*** DATASET

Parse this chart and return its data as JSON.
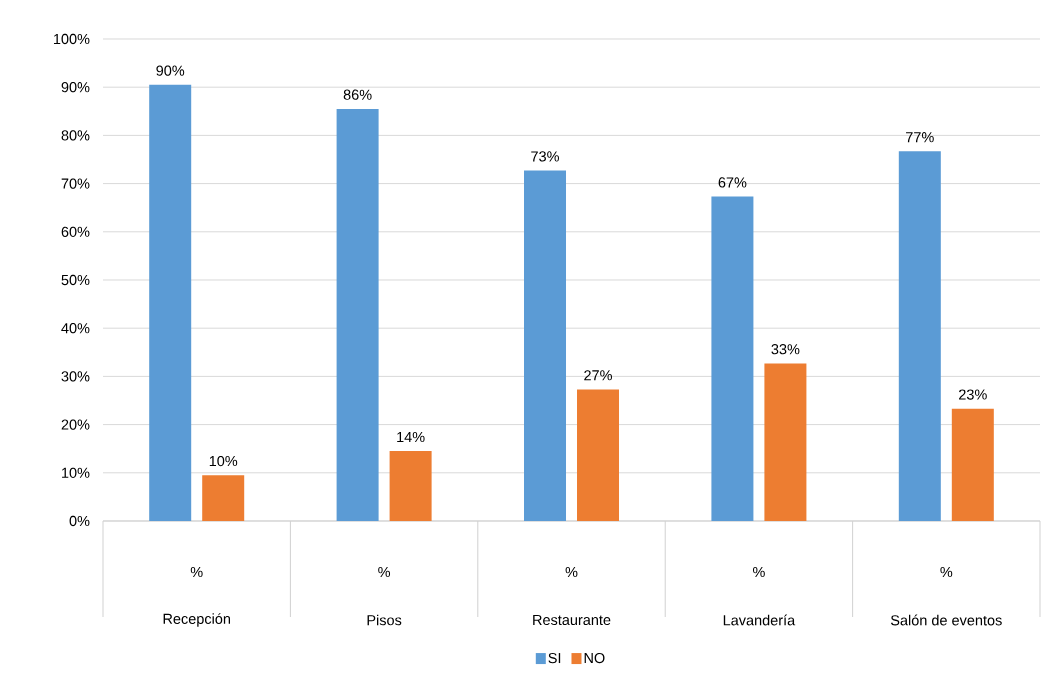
{
  "chart_data": {
    "type": "bar",
    "categories": [
      "Recepción",
      "Pisos",
      "Restaurante",
      "Lavandería",
      "Salón de eventos"
    ],
    "annotations": [
      "%",
      "%",
      "%",
      "%",
      "%"
    ],
    "series": [
      {
        "name": "SI",
        "color": "#5b9bd5",
        "values": [
          90.5,
          85.5,
          72.7,
          67.3,
          76.7
        ],
        "value_labels": [
          "90%",
          "86%",
          "73%",
          "67%",
          "77%"
        ]
      },
      {
        "name": "NO",
        "color": "#ed7d31",
        "values": [
          9.5,
          14.5,
          27.3,
          32.7,
          23.3
        ],
        "value_labels": [
          "10%",
          "14%",
          "27%",
          "33%",
          "23%"
        ]
      }
    ],
    "ylim": [
      0,
      100
    ],
    "yticks": [
      {
        "value": 0,
        "label": "0%"
      },
      {
        "value": 10,
        "label": "10%"
      },
      {
        "value": 20,
        "label": "20%"
      },
      {
        "value": 30,
        "label": "30%"
      },
      {
        "value": 40,
        "label": "40%"
      },
      {
        "value": 50,
        "label": "50%"
      },
      {
        "value": 60,
        "label": "60%"
      },
      {
        "value": 70,
        "label": "70%"
      },
      {
        "value": 80,
        "label": "80%"
      },
      {
        "value": 90,
        "label": "90%"
      },
      {
        "value": 100,
        "label": "100%"
      }
    ],
    "grid": "y",
    "legend": "bottom"
  }
}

******

> [WHAT IS EXPECTED]
Every record above must be given again exactly; drop the pictures.

> [TASK SOLUTION]
Parse this chart and return its data as JSON.
{
  "chart_data": {
    "type": "bar",
    "categories": [
      "Recepción",
      "Pisos",
      "Restaurante",
      "Lavandería",
      "Salón de eventos"
    ],
    "annotations": [
      "%",
      "%",
      "%",
      "%",
      "%"
    ],
    "series": [
      {
        "name": "SI",
        "color": "#5b9bd5",
        "values": [
          90.5,
          85.5,
          72.7,
          67.3,
          76.7
        ],
        "value_labels": [
          "90%",
          "86%",
          "73%",
          "67%",
          "77%"
        ]
      },
      {
        "name": "NO",
        "color": "#ed7d31",
        "values": [
          9.5,
          14.5,
          27.3,
          32.7,
          23.3
        ],
        "value_labels": [
          "10%",
          "14%",
          "27%",
          "33%",
          "23%"
        ]
      }
    ],
    "ylim": [
      0,
      100
    ],
    "yticks": [
      {
        "value": 0,
        "label": "0%"
      },
      {
        "value": 10,
        "label": "10%"
      },
      {
        "value": 20,
        "label": "20%"
      },
      {
        "value": 30,
        "label": "30%"
      },
      {
        "value": 40,
        "label": "40%"
      },
      {
        "value": 50,
        "label": "50%"
      },
      {
        "value": 60,
        "label": "60%"
      },
      {
        "value": 70,
        "label": "70%"
      },
      {
        "value": 80,
        "label": "80%"
      },
      {
        "value": 90,
        "label": "90%"
      },
      {
        "value": 100,
        "label": "100%"
      }
    ],
    "grid": "y",
    "legend": "bottom"
  }
}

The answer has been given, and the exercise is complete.